Figure data in JSON:
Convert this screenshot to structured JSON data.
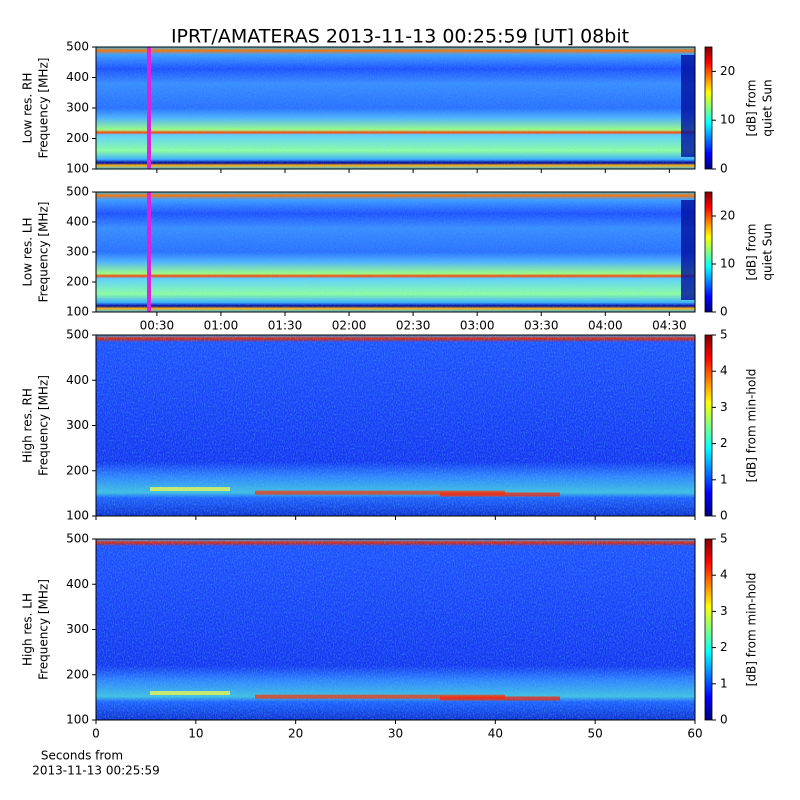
{
  "title": "IPRT/AMATERAS 2013-11-13 00:25:59 [UT]   08bit",
  "chart_data": [
    {
      "type": "heatmap",
      "ylabel": [
        "Low res. RH",
        "Frequency [MHz]"
      ],
      "ylim": [
        100,
        500
      ],
      "yticks": [
        100,
        200,
        300,
        400,
        500
      ],
      "xlim": [
        1.5,
        282
      ],
      "colorbar": {
        "label": [
          "[dB] from",
          "quiet Sun"
        ],
        "lim": [
          0,
          25
        ],
        "ticks": [
          0,
          10,
          20
        ]
      }
    },
    {
      "type": "heatmap",
      "ylabel": [
        "Low res. LH",
        "Frequency [MHz]"
      ],
      "ylim": [
        100,
        500
      ],
      "yticks": [
        100,
        200,
        300,
        400,
        500
      ],
      "xlim": [
        1.5,
        282
      ],
      "xticks": [
        {
          "value": 30,
          "label": "00:30"
        },
        {
          "value": 60,
          "label": "01:00"
        },
        {
          "value": 90,
          "label": "01:30"
        },
        {
          "value": 120,
          "label": "02:00"
        },
        {
          "value": 150,
          "label": "02:30"
        },
        {
          "value": 180,
          "label": "03:00"
        },
        {
          "value": 210,
          "label": "03:30"
        },
        {
          "value": 240,
          "label": "04:00"
        },
        {
          "value": 270,
          "label": "04:30"
        }
      ],
      "colorbar": {
        "label": [
          "[dB] from",
          "quiet Sun"
        ],
        "lim": [
          0,
          25
        ],
        "ticks": [
          0,
          10,
          20
        ]
      }
    },
    {
      "type": "heatmap",
      "ylabel": [
        "High res. RH",
        "Frequency [MHz]"
      ],
      "ylim": [
        100,
        500
      ],
      "yticks": [
        100,
        200,
        300,
        400,
        500
      ],
      "xlim": [
        0,
        60
      ],
      "colorbar": {
        "label": [
          "[dB] from min-hold"
        ],
        "lim": [
          0,
          5
        ],
        "ticks": [
          0,
          1,
          2,
          3,
          4,
          5
        ]
      }
    },
    {
      "type": "heatmap",
      "ylabel": [
        "High res. LH",
        "Frequency [MHz]"
      ],
      "ylim": [
        100,
        500
      ],
      "yticks": [
        100,
        200,
        300,
        400,
        500
      ],
      "xlim": [
        0,
        60
      ],
      "xticks": [
        0,
        10,
        20,
        30,
        40,
        50,
        60
      ],
      "xlabel": [
        "Seconds from",
        "2013-11-13 00:25:59"
      ],
      "colorbar": {
        "label": [
          "[dB] from min-hold"
        ],
        "lim": [
          0,
          5
        ],
        "ticks": [
          0,
          1,
          2,
          3,
          4,
          5
        ]
      }
    }
  ]
}
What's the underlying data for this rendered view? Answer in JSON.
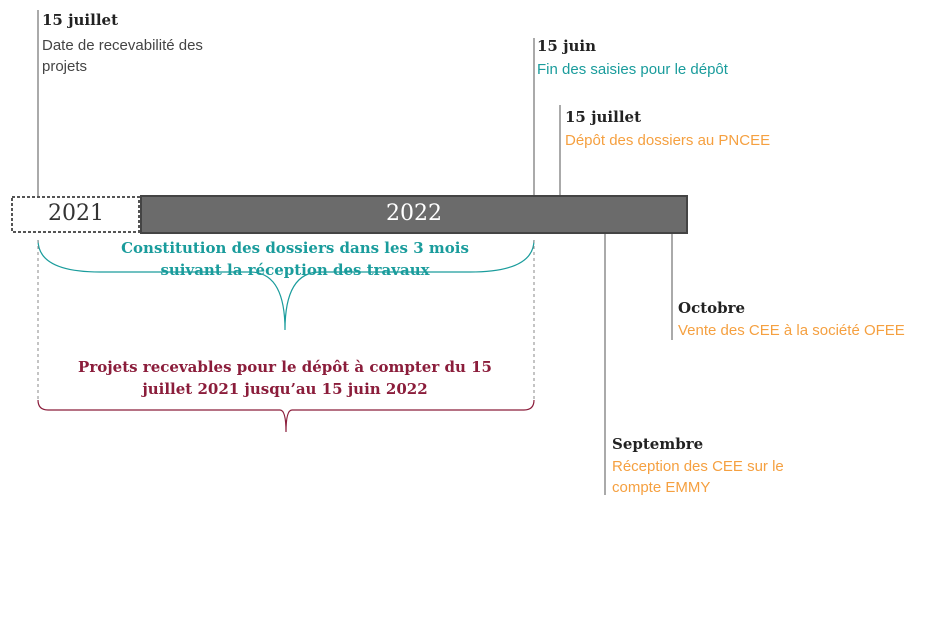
{
  "years": [
    "2021",
    "2022"
  ],
  "events": [
    {
      "date": "15 juillet",
      "label": "Date de recevabilité des projets"
    },
    {
      "date": "15 juin",
      "label": "Fin des saisies pour le dépôt"
    },
    {
      "date": "15 juillet",
      "label": "Dépôt des dossiers au PNCEE"
    },
    {
      "date": "Octobre",
      "label": "Vente des CEE à la société OFEE"
    },
    {
      "date": "Septembre",
      "label": "Réception des CEE sur le compte EMMY"
    }
  ],
  "braces": [
    {
      "label": "Constitution des dossiers dans les 3 mois suivant la réception des travaux"
    },
    {
      "label": "Projets recevables pour le dépôt à compter du 15 juillet 2021 jusqu’au 15 juin 2022"
    }
  ]
}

Exercise prompt:
The material above holds pictures; copy everything else in it exactly.

Written answer:
Convert this screenshot to structured JSON data.
{
  "title": "IPRT/AMATERAS 2013-11-13 00:25:59 [UT]   08bit",
  "chart_data": [
    {
      "type": "heatmap",
      "ylabel": [
        "Low res. RH",
        "Frequency [MHz]"
      ],
      "ylim": [
        100,
        500
      ],
      "yticks": [
        100,
        200,
        300,
        400,
        500
      ],
      "xlim": [
        1.5,
        282
      ],
      "colorbar": {
        "label": [
          "[dB] from",
          "quiet Sun"
        ],
        "lim": [
          0,
          25
        ],
        "ticks": [
          0,
          10,
          20
        ]
      }
    },
    {
      "type": "heatmap",
      "ylabel": [
        "Low res. LH",
        "Frequency [MHz]"
      ],
      "ylim": [
        100,
        500
      ],
      "yticks": [
        100,
        200,
        300,
        400,
        500
      ],
      "xlim": [
        1.5,
        282
      ],
      "xticks": [
        {
          "value": 30,
          "label": "00:30"
        },
        {
          "value": 60,
          "label": "01:00"
        },
        {
          "value": 90,
          "label": "01:30"
        },
        {
          "value": 120,
          "label": "02:00"
        },
        {
          "value": 150,
          "label": "02:30"
        },
        {
          "value": 180,
          "label": "03:00"
        },
        {
          "value": 210,
          "label": "03:30"
        },
        {
          "value": 240,
          "label": "04:00"
        },
        {
          "value": 270,
          "label": "04:30"
        }
      ],
      "colorbar": {
        "label": [
          "[dB] from",
          "quiet Sun"
        ],
        "lim": [
          0,
          25
        ],
        "ticks": [
          0,
          10,
          20
        ]
      }
    },
    {
      "type": "heatmap",
      "ylabel": [
        "High res. RH",
        "Frequency [MHz]"
      ],
      "ylim": [
        100,
        500
      ],
      "yticks": [
        100,
        200,
        300,
        400,
        500
      ],
      "xlim": [
        0,
        60
      ],
      "colorbar": {
        "label": [
          "[dB] from min-hold"
        ],
        "lim": [
          0,
          5
        ],
        "ticks": [
          0,
          1,
          2,
          3,
          4,
          5
        ]
      }
    },
    {
      "type": "heatmap",
      "ylabel": [
        "High res. LH",
        "Frequency [MHz]"
      ],
      "ylim": [
        100,
        500
      ],
      "yticks": [
        100,
        200,
        300,
        400,
        500
      ],
      "xlim": [
        0,
        60
      ],
      "xticks": [
        0,
        10,
        20,
        30,
        40,
        50,
        60
      ],
      "xlabel": [
        "Seconds from",
        "2013-11-13 00:25:59"
      ],
      "colorbar": {
        "label": [
          "[dB] from min-hold"
        ],
        "lim": [
          0,
          5
        ],
        "ticks": [
          0,
          1,
          2,
          3,
          4,
          5
        ]
      }
    }
  ]
}
What's the underlying data for this rendered view? Answer in JSON.
{
  "years": [
    "2021",
    "2022"
  ],
  "events": [
    {
      "date": "15 juillet",
      "label": "Date de recevabilité des projets"
    },
    {
      "date": "15 juin",
      "label": "Fin des saisies pour le dépôt"
    },
    {
      "date": "15 juillet",
      "label": "Dépôt des dossiers au PNCEE"
    },
    {
      "date": "Octobre",
      "label": "Vente des CEE à la société OFEE"
    },
    {
      "date": "Septembre",
      "label": "Réception des CEE sur le compte EMMY"
    }
  ],
  "braces": [
    {
      "label": "Constitution des dossiers dans les 3 mois suivant la réception des travaux"
    },
    {
      "label": "Projets recevables pour le dépôt à compter du 15 juillet 2021 jusqu’au 15 juin 2022"
    }
  ]
}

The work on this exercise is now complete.